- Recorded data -
_____

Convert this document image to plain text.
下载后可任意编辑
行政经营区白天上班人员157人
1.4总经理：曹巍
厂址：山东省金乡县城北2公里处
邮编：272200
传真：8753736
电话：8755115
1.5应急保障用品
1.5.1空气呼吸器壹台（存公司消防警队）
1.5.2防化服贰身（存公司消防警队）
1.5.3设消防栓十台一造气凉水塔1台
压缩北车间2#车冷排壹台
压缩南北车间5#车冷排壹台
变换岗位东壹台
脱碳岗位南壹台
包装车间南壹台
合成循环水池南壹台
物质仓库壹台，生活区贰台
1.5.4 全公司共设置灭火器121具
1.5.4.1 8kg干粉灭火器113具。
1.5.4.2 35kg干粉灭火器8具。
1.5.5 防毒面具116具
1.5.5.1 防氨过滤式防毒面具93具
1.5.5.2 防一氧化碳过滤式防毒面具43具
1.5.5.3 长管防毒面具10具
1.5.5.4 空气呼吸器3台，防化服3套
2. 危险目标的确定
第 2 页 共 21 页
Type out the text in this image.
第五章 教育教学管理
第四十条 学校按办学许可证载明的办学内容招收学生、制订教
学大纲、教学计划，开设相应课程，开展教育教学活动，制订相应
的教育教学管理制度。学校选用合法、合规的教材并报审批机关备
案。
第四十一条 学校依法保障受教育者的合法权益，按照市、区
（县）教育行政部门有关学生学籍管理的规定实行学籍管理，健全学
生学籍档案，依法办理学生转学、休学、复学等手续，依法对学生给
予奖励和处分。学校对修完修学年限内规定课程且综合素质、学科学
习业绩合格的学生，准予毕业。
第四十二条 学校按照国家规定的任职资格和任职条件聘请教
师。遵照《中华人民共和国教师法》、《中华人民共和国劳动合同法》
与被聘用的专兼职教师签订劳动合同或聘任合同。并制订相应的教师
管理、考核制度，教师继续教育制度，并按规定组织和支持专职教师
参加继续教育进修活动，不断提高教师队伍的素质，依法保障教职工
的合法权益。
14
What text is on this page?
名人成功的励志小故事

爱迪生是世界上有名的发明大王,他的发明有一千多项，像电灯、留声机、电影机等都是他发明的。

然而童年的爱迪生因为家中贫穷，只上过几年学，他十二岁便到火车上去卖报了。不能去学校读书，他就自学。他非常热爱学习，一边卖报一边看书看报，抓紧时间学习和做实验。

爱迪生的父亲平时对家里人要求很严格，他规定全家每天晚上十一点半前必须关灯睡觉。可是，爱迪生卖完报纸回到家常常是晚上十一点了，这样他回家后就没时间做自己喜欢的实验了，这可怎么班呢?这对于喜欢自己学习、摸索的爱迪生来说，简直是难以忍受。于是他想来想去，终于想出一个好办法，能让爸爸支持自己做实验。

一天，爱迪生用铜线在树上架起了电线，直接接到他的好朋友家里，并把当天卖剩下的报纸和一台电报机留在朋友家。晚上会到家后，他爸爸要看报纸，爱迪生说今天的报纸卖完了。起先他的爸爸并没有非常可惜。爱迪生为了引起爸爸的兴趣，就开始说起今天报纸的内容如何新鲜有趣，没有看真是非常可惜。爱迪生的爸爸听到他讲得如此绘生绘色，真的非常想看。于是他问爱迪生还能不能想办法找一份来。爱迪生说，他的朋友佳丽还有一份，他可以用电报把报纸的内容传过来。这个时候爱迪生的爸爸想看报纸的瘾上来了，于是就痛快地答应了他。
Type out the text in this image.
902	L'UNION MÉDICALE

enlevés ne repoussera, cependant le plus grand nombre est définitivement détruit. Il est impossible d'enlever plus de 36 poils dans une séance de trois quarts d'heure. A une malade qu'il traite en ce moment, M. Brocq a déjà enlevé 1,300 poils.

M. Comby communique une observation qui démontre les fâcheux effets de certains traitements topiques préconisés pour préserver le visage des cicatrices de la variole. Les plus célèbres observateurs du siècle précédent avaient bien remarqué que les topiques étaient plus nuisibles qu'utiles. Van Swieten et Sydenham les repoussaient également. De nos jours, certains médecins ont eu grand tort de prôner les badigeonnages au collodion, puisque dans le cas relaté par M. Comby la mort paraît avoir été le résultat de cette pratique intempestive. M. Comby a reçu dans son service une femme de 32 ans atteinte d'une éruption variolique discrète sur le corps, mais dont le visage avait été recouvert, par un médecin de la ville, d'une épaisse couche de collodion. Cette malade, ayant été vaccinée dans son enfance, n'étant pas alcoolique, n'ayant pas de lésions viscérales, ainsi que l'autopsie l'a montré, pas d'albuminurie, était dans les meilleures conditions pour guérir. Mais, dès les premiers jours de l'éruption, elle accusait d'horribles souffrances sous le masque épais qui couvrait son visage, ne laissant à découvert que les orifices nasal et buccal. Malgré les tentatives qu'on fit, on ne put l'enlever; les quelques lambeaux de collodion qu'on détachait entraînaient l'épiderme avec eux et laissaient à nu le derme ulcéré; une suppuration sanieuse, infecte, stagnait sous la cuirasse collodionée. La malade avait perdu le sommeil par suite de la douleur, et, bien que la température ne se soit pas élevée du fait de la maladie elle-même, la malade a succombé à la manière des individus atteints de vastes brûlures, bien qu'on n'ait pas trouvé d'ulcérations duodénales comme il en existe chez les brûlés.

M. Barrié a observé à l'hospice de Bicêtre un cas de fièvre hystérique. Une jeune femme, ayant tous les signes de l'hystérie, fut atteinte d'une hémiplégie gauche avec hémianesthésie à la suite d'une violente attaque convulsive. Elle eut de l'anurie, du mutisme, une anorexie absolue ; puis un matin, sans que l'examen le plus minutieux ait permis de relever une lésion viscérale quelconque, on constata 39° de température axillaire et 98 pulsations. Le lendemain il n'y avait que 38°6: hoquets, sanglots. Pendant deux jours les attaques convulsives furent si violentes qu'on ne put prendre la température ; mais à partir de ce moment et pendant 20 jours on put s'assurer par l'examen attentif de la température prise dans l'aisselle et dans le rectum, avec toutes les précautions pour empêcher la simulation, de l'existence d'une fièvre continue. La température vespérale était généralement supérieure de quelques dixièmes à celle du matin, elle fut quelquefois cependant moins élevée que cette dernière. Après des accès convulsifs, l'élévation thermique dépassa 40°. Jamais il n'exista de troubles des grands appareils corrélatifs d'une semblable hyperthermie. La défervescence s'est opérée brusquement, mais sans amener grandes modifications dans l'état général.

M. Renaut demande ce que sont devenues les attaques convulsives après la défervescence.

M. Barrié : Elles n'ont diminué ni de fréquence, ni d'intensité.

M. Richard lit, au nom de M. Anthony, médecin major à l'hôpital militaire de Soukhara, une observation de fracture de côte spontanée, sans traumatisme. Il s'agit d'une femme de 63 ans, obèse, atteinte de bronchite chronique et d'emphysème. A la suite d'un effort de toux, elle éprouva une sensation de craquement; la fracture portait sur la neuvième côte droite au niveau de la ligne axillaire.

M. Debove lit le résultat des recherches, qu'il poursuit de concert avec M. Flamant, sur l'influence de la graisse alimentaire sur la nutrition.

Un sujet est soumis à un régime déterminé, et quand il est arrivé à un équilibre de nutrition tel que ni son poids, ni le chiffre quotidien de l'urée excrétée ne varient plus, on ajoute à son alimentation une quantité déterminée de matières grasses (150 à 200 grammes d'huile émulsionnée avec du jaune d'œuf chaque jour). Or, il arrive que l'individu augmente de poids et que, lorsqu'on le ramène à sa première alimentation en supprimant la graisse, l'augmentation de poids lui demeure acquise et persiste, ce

_____

- WRITTEN REQUEST -
Return every record above exactly as it appears.

- ANSWER TO THE PROBLEM -
Convert this document image to plain text.
下载后可任意编辑
行政经营区白天上班人员157人
1.4总经理：曹巍
厂址：山东省金乡县城北2公里处
邮编：272200
传真：8753736
电话：8755115
1.5应急保障用品
1.5.1空气呼吸器壹台（存公司消防警队）
1.5.2防化服贰身（存公司消防警队）
1.5.3设消防栓十台一造气凉水塔1台
压缩北车间2#车冷排壹台
压缩南北车间5#车冷排壹台
变换岗位东壹台
脱碳岗位南壹台
包装车间南壹台
合成循环水池南壹台
物质仓库壹台，生活区贰台
1.5.4 全公司共设置灭火器121具
1.5.4.1 8kg干粉灭火器113具。
1.5.4.2 35kg干粉灭火器8具。
1.5.5 防毒面具116具
1.5.5.1 防氨过滤式防毒面具93具
1.5.5.2 防一氧化碳过滤式防毒面具43具
1.5.5.3 长管防毒面具10具
1.5.5.4 空气呼吸器3台，防化服3套
2. 危险目标的确定
第 2 页 共 21 页
Type out the text in this image.
第五章 教育教学管理
第四十条 学校按办学许可证载明的办学内容招收学生、制订教
学大纲、教学计划，开设相应课程，开展教育教学活动，制订相应
的教育教学管理制度。学校选用合法、合规的教材并报审批机关备
案。
第四十一条 学校依法保障受教育者的合法权益，按照市、区
（县）教育行政部门有关学生学籍管理的规定实行学籍管理，健全学
生学籍档案，依法办理学生转学、休学、复学等手续，依法对学生给
予奖励和处分。学校对修完修学年限内规定课程且综合素质、学科学
习业绩合格的学生，准予毕业。
第四十二条 学校按照国家规定的任职资格和任职条件聘请教
师。遵照《中华人民共和国教师法》、《中华人民共和国劳动合同法》
与被聘用的专兼职教师签订劳动合同或聘任合同。并制订相应的教师
管理、考核制度，教师继续教育制度，并按规定组织和支持专职教师
参加继续教育进修活动，不断提高教师队伍的素质，依法保障教职工
的合法权益。
14
What text is on this page?
名人成功的励志小故事

爱迪生是世界上有名的发明大王,他的发明有一千多项，像电灯、留声机、电影机等都是他发明的。

然而童年的爱迪生因为家中贫穷，只上过几年学，他十二岁便到火车上去卖报了。不能去学校读书，他就自学。他非常热爱学习，一边卖报一边看书看报，抓紧时间学习和做实验。

爱迪生的父亲平时对家里人要求很严格，他规定全家每天晚上十一点半前必须关灯睡觉。可是，爱迪生卖完报纸回到家常常是晚上十一点了，这样他回家后就没时间做自己喜欢的实验了，这可怎么班呢?这对于喜欢自己学习、摸索的爱迪生来说，简直是难以忍受。于是他想来想去，终于想出一个好办法，能让爸爸支持自己做实验。

一天，爱迪生用铜线在树上架起了电线，直接接到他的好朋友家里，并把当天卖剩下的报纸和一台电报机留在朋友家。晚上会到家后，他爸爸要看报纸，爱迪生说今天的报纸卖完了。起先他的爸爸并没有非常可惜。爱迪生为了引起爸爸的兴趣，就开始说起今天报纸的内容如何新鲜有趣，没有看真是非常可惜。爱迪生的爸爸听到他讲得如此绘生绘色，真的非常想看。于是他问爱迪生还能不能想办法找一份来。爱迪生说，他的朋友佳丽还有一份，他可以用电报把报纸的内容传过来。这个时候爱迪生的爸爸想看报纸的瘾上来了，于是就痛快地答应了他。
Type out the text in this image.
902	L'UNION MÉDICALE

enlevés ne repoussera, cependant le plus grand nombre est définitivement détruit. Il est impossible d'enlever plus de 36 poils dans une séance de trois quarts d'heure. A une malade qu'il traite en ce moment, M. Brocq a déjà enlevé 1,300 poils.

M. Comby communique une observation qui démontre les fâcheux effets de certains traitements topiques préconisés pour préserver le visage des cicatrices de la variole. Les plus célèbres observateurs du siècle précédent avaient bien remarqué que les topiques étaient plus nuisibles qu'utiles. Van Swieten et Sydenham les repoussaient également. De nos jours, certains médecins ont eu grand tort de prôner les badigeonnages au collodion, puisque dans le cas relaté par M. Comby la mort paraît avoir été le résultat de cette pratique intempestive. M. Comby a reçu dans son service une femme de 32 ans atteinte d'une éruption variolique discrète sur le corps, mais dont le visage avait été recouvert, par un médecin de la ville, d'une épaisse couche de collodion. Cette malade, ayant été vaccinée dans son enfance, n'étant pas alcoolique, n'ayant pas de lésions viscérales, ainsi que l'autopsie l'a montré, pas d'albuminurie, était dans les meilleures conditions pour guérir. Mais, dès les premiers jours de l'éruption, elle accusait d'horribles souffrances sous le masque épais qui couvrait son visage, ne laissant à découvert que les orifices nasal et buccal. Malgré les tentatives qu'on fit, on ne put l'enlever; les quelques lambeaux de collodion qu'on détachait entraînaient l'épiderme avec eux et laissaient à nu le derme ulcéré; une suppuration sanieuse, infecte, stagnait sous la cuirasse collodionée. La malade avait perdu le sommeil par suite de la douleur, et, bien que la température ne se soit pas élevée du fait de la maladie elle-même, la malade a succombé à la manière des individus atteints de vastes brûlures, bien qu'on n'ait pas trouvé d'ulcérations duodénales comme il en existe chez les brûlés.

M. Barrié a observé à l'hospice de Bicêtre un cas de fièvre hystérique. Une jeune femme, ayant tous les signes de l'hystérie, fut atteinte d'une hémiplégie gauche avec hémianesthésie à la suite d'une violente attaque convulsive. Elle eut de l'anurie, du mutisme, une anorexie absolue ; puis un matin, sans que l'examen le plus minutieux ait permis de relever une lésion viscérale quelconque, on constata 39° de température axillaire et 98 pulsations. Le lendemain il n'y avait que 38°6: hoquets, sanglots. Pendant deux jours les attaques convulsives furent si violentes qu'on ne put prendre la température ; mais à partir de ce moment et pendant 20 jours on put s'assurer par l'examen attentif de la température prise dans l'aisselle et dans le rectum, avec toutes les précautions pour empêcher la simulation, de l'existence d'une fièvre continue. La température vespérale était généralement supérieure de quelques dixièmes à celle du matin, elle fut quelquefois cependant moins élevée que cette dernière. Après des accès convulsifs, l'élévation thermique dépassa 40°. Jamais il n'exista de troubles des grands appareils corrélatifs d'une semblable hyperthermie. La défervescence s'est opérée brusquement, mais sans amener grandes modifications dans l'état général.

M. Renaut demande ce que sont devenues les attaques convulsives après la défervescence.

M. Barrié : Elles n'ont diminué ni de fréquence, ni d'intensité.

M. Richard lit, au nom de M. Anthony, médecin major à l'hôpital militaire de Soukhara, une observation de fracture de côte spontanée, sans traumatisme. Il s'agit d'une femme de 63 ans, obèse, atteinte de bronchite chronique et d'emphysème. A la suite d'un effort de toux, elle éprouva une sensation de craquement; la fracture portait sur la neuvième côte droite au niveau de la ligne axillaire.

M. Debove lit le résultat des recherches, qu'il poursuit de concert avec M. Flamant, sur l'influence de la graisse alimentaire sur la nutrition.

Un sujet est soumis à un régime déterminé, et quand il est arrivé à un équilibre de nutrition tel que ni son poids, ni le chiffre quotidien de l'urée excrétée ne varient plus, on ajoute à son alimentation une quantité déterminée de matières grasses (150 à 200 grammes d'huile émulsionnée avec du jaune d'œuf chaque jour). Or, il arrive que l'individu augmente de poids et que, lorsqu'on le ramène à sa première alimentation en supprimant la graisse, l'augmentation de poids lui demeure acquise et persiste, ce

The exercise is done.